§ THE REQUEST:
Transcribe the entries that follow exactly as they appear, minus pictures.

§ RECORDS SHOWN:
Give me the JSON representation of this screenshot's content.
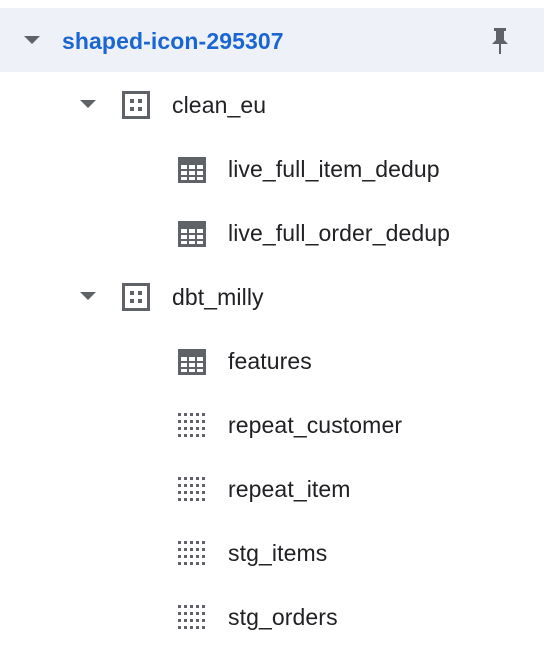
{
  "project": {
    "name": "shaped-icon-295307",
    "pin_icon": "pin-icon",
    "accent_color": "#1a66d2",
    "expanded": true
  },
  "datasets": [
    {
      "name": "clean_eu",
      "icon": "dataset-icon",
      "expanded": true,
      "items": [
        {
          "name": "live_full_item_dedup",
          "icon": "table-icon"
        },
        {
          "name": "live_full_order_dedup",
          "icon": "table-icon"
        }
      ]
    },
    {
      "name": "dbt_milly",
      "icon": "dataset-icon",
      "expanded": true,
      "items": [
        {
          "name": "features",
          "icon": "table-icon"
        },
        {
          "name": "repeat_customer",
          "icon": "view-icon"
        },
        {
          "name": "repeat_item",
          "icon": "view-icon"
        },
        {
          "name": "stg_items",
          "icon": "view-icon"
        },
        {
          "name": "stg_orders",
          "icon": "view-icon"
        }
      ]
    }
  ]
}
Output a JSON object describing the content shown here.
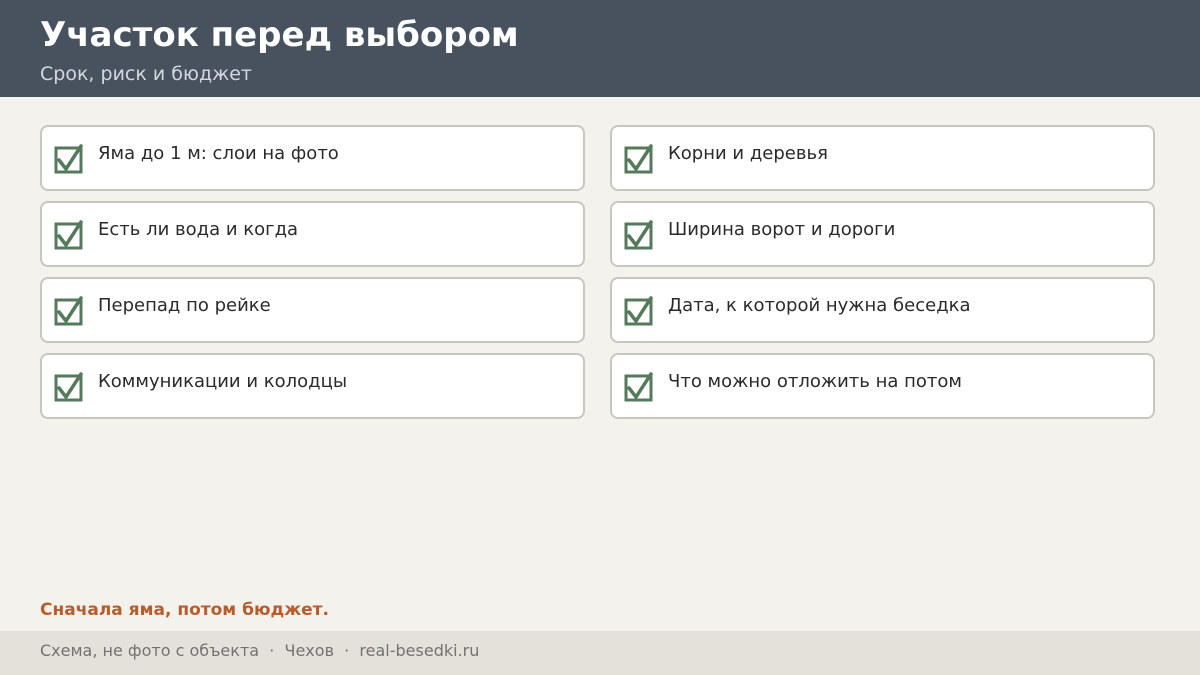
{
  "header": {
    "title": "Участок перед выбором",
    "subtitle": "Срок, риск и бюджет"
  },
  "checklist": {
    "left": [
      {
        "label": "Яма до 1 м: слои на фото",
        "icon": "checkbox-checked-icon"
      },
      {
        "label": "Есть ли вода и когда",
        "icon": "checkbox-checked-icon"
      },
      {
        "label": "Перепад по рейке",
        "icon": "checkbox-checked-icon"
      },
      {
        "label": "Коммуникации и колодцы",
        "icon": "checkbox-checked-icon"
      }
    ],
    "right": [
      {
        "label": "Корни и деревья",
        "icon": "checkbox-checked-icon"
      },
      {
        "label": "Ширина ворот и дороги",
        "icon": "checkbox-checked-icon"
      },
      {
        "label": "Дата, к которой нужна беседка",
        "icon": "checkbox-checked-icon"
      },
      {
        "label": "Что можно отложить на потом",
        "icon": "checkbox-checked-icon"
      }
    ]
  },
  "callout": "Сначала яма, потом бюджет.",
  "footer": {
    "text": "Схема, не фото с объекта  ·  Чехов  ·  real-besedki.ru"
  },
  "colors": {
    "header_bg": "#48525e",
    "page_bg": "#f4f2ed",
    "check_green": "#557a5b",
    "accent_orange": "#b85c2b",
    "footer_bg": "#e4e1da"
  }
}
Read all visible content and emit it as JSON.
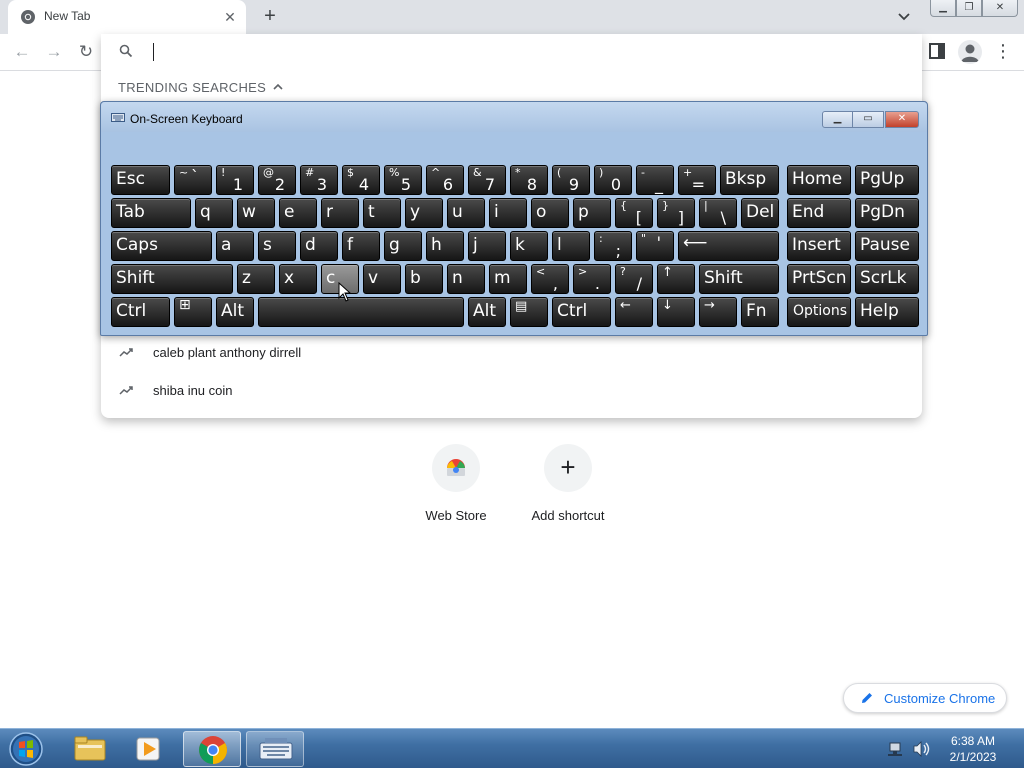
{
  "browser": {
    "tab_title": "New Tab",
    "tab_close": "✕",
    "new_tab": "+",
    "window_buttons": {
      "minimize": "▁",
      "restore": "❐",
      "close": "✕"
    }
  },
  "toolbar": {
    "back": "←",
    "forward": "→",
    "reload": "↻",
    "menu": "⋮"
  },
  "omnibox": {
    "value": "",
    "placeholder": "",
    "trending_header": "TRENDING SEARCHES",
    "suggestions": [
      {
        "text": "caleb plant anthony dirrell"
      },
      {
        "text": "shiba inu coin"
      }
    ]
  },
  "osk": {
    "title": "On-Screen Keyboard",
    "controls": {
      "minimize": "▁",
      "maximize": "▭",
      "close": "✕"
    },
    "keys": {
      "esc": "Esc",
      "tilde_up": "~",
      "tilde_dn": "`",
      "n1_up": "!",
      "n1": "1",
      "n2_up": "@",
      "n2": "2",
      "n3_up": "#",
      "n3": "3",
      "n4_up": "$",
      "n4": "4",
      "n5_up": "%",
      "n5": "5",
      "n6_up": "^",
      "n6": "6",
      "n7_up": "&",
      "n7": "7",
      "n8_up": "*",
      "n8": "8",
      "n9_up": "(",
      "n9": "9",
      "n0_up": ")",
      "n0": "0",
      "minus_up": "-",
      "minus": "_",
      "eq_up": "+",
      "eq": "=",
      "bksp": "Bksp",
      "home": "Home",
      "pgup": "PgUp",
      "tab": "Tab",
      "q": "q",
      "w": "w",
      "e": "e",
      "r": "r",
      "t": "t",
      "y": "y",
      "u": "u",
      "i": "i",
      "o": "o",
      "p": "p",
      "lbr_up": "{",
      "lbr": "[",
      "rbr_up": "}",
      "rbr": "]",
      "bsl_up": "|",
      "bsl": "\\",
      "del": "Del",
      "end": "End",
      "pgdn": "PgDn",
      "caps": "Caps",
      "a": "a",
      "s": "s",
      "d": "d",
      "f": "f",
      "g": "g",
      "h": "h",
      "j": "j",
      "k": "k",
      "l": "l",
      "semi_up": ":",
      "semi": ";",
      "quote_up": "\"",
      "quote": "'",
      "enter": "⟵",
      "insert": "Insert",
      "pause": "Pause",
      "shift": "Shift",
      "z": "z",
      "x": "x",
      "c": "c",
      "v": "v",
      "b": "b",
      "n": "n",
      "m": "m",
      "comma_up": "<",
      "comma": ",",
      "period_up": ">",
      "period": ".",
      "slash_up": "?",
      "slash": "/",
      "up_arrow": "↑",
      "prtscn": "PrtScn",
      "scrlk": "ScrLk",
      "ctrl": "Ctrl",
      "win": "⊞",
      "alt": "Alt",
      "menu_key": "▤",
      "left_arrow": "←",
      "down_arrow": "↓",
      "right_arrow": "→",
      "fn": "Fn",
      "options": "Options",
      "help": "Help"
    }
  },
  "ntp": {
    "shortcuts": [
      {
        "label": "Web Store",
        "icon": "webstore-icon"
      },
      {
        "label": "Add shortcut",
        "icon": "plus-icon"
      }
    ],
    "add_glyph": "+",
    "customize_label": "Customize Chrome"
  },
  "taskbar": {
    "time": "6:38 AM",
    "date": "2/1/2023"
  }
}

§ OUTPUT BELOW:
Give me the JSON representation of this screenshot's content.
{
  "project": {
    "name": "shaped-icon-295307",
    "pin_icon": "pin-icon",
    "accent_color": "#1a66d2",
    "expanded": true
  },
  "datasets": [
    {
      "name": "clean_eu",
      "icon": "dataset-icon",
      "expanded": true,
      "items": [
        {
          "name": "live_full_item_dedup",
          "icon": "table-icon"
        },
        {
          "name": "live_full_order_dedup",
          "icon": "table-icon"
        }
      ]
    },
    {
      "name": "dbt_milly",
      "icon": "dataset-icon",
      "expanded": true,
      "items": [
        {
          "name": "features",
          "icon": "table-icon"
        },
        {
          "name": "repeat_customer",
          "icon": "view-icon"
        },
        {
          "name": "repeat_item",
          "icon": "view-icon"
        },
        {
          "name": "stg_items",
          "icon": "view-icon"
        },
        {
          "name": "stg_orders",
          "icon": "view-icon"
        }
      ]
    }
  ]
}
Output a JSON object describing the content shown here.
{
  "header": {
    "title": "Участок перед выбором",
    "subtitle": "Срок, риск и бюджет"
  },
  "checklist": {
    "left": [
      {
        "label": "Яма до 1 м: слои на фото",
        "icon": "checkbox-checked-icon"
      },
      {
        "label": "Есть ли вода и когда",
        "icon": "checkbox-checked-icon"
      },
      {
        "label": "Перепад по рейке",
        "icon": "checkbox-checked-icon"
      },
      {
        "label": "Коммуникации и колодцы",
        "icon": "checkbox-checked-icon"
      }
    ],
    "right": [
      {
        "label": "Корни и деревья",
        "icon": "checkbox-checked-icon"
      },
      {
        "label": "Ширина ворот и дороги",
        "icon": "checkbox-checked-icon"
      },
      {
        "label": "Дата, к которой нужна беседка",
        "icon": "checkbox-checked-icon"
      },
      {
        "label": "Что можно отложить на потом",
        "icon": "checkbox-checked-icon"
      }
    ]
  },
  "callout": "Сначала яма, потом бюджет.",
  "footer": {
    "text": "Схема, не фото с объекта  ·  Чехов  ·  real-besedki.ru"
  },
  "colors": {
    "header_bg": "#48525e",
    "page_bg": "#f4f2ed",
    "check_green": "#557a5b",
    "accent_orange": "#b85c2b",
    "footer_bg": "#e4e1da"
  }
}
Read all visible content and emit it as JSON.
{
  "browser": {
    "tab_title": "New Tab",
    "tab_close": "✕",
    "new_tab": "+",
    "window_buttons": {
      "minimize": "▁",
      "restore": "❐",
      "close": "✕"
    }
  },
  "toolbar": {
    "back": "←",
    "forward": "→",
    "reload": "↻",
    "menu": "⋮"
  },
  "omnibox": {
    "value": "",
    "placeholder": "",
    "trending_header": "TRENDING SEARCHES",
    "suggestions": [
      {
        "text": "caleb plant anthony dirrell"
      },
      {
        "text": "shiba inu coin"
      }
    ]
  },
  "osk": {
    "title": "On-Screen Keyboard",
    "controls": {
      "minimize": "▁",
      "maximize": "▭",
      "close": "✕"
    },
    "keys": {
      "esc": "Esc",
      "tilde_up": "~",
      "tilde_dn": "`",
      "n1_up": "!",
      "n1": "1",
      "n2_up": "@",
      "n2": "2",
      "n3_up": "#",
      "n3": "3",
      "n4_up": "$",
      "n4": "4",
      "n5_up": "%",
      "n5": "5",
      "n6_up": "^",
      "n6": "6",
      "n7_up": "&",
      "n7": "7",
      "n8_up": "*",
      "n8": "8",
      "n9_up": "(",
      "n9": "9",
      "n0_up": ")",
      "n0": "0",
      "minus_up": "-",
      "minus": "_",
      "eq_up": "+",
      "eq": "=",
      "bksp": "Bksp",
      "home": "Home",
      "pgup": "PgUp",
      "tab": "Tab",
      "q": "q",
      "w": "w",
      "e": "e",
      "r": "r",
      "t": "t",
      "y": "y",
      "u": "u",
      "i": "i",
      "o": "o",
      "p": "p",
      "lbr_up": "{",
      "lbr": "[",
      "rbr_up": "}",
      "rbr": "]",
      "bsl_up": "|",
      "bsl": "\\",
      "del": "Del",
      "end": "End",
      "pgdn": "PgDn",
      "caps": "Caps",
      "a": "a",
      "s": "s",
      "d": "d",
      "f": "f",
      "g": "g",
      "h": "h",
      "j": "j",
      "k": "k",
      "l": "l",
      "semi_up": ":",
      "semi": ";",
      "quote_up": "\"",
      "quote": "'",
      "enter": "⟵",
      "insert": "Insert",
      "pause": "Pause",
      "shift": "Shift",
      "z": "z",
      "x": "x",
      "c": "c",
      "v": "v",
      "b": "b",
      "n": "n",
      "m": "m",
      "comma_up": "<",
      "comma": ",",
      "period_up": ">",
      "period": ".",
      "slash_up": "?",
      "slash": "/",
      "up_arrow": "↑",
      "prtscn": "PrtScn",
      "scrlk": "ScrLk",
      "ctrl": "Ctrl",
      "win": "⊞",
      "alt": "Alt",
      "menu_key": "▤",
      "left_arrow": "←",
      "down_arrow": "↓",
      "right_arrow": "→",
      "fn": "Fn",
      "options": "Options",
      "help": "Help"
    }
  },
  "ntp": {
    "shortcuts": [
      {
        "label": "Web Store",
        "icon": "webstore-icon"
      },
      {
        "label": "Add shortcut",
        "icon": "plus-icon"
      }
    ],
    "add_glyph": "+",
    "customize_label": "Customize Chrome"
  },
  "taskbar": {
    "time": "6:38 AM",
    "date": "2/1/2023"
  }
}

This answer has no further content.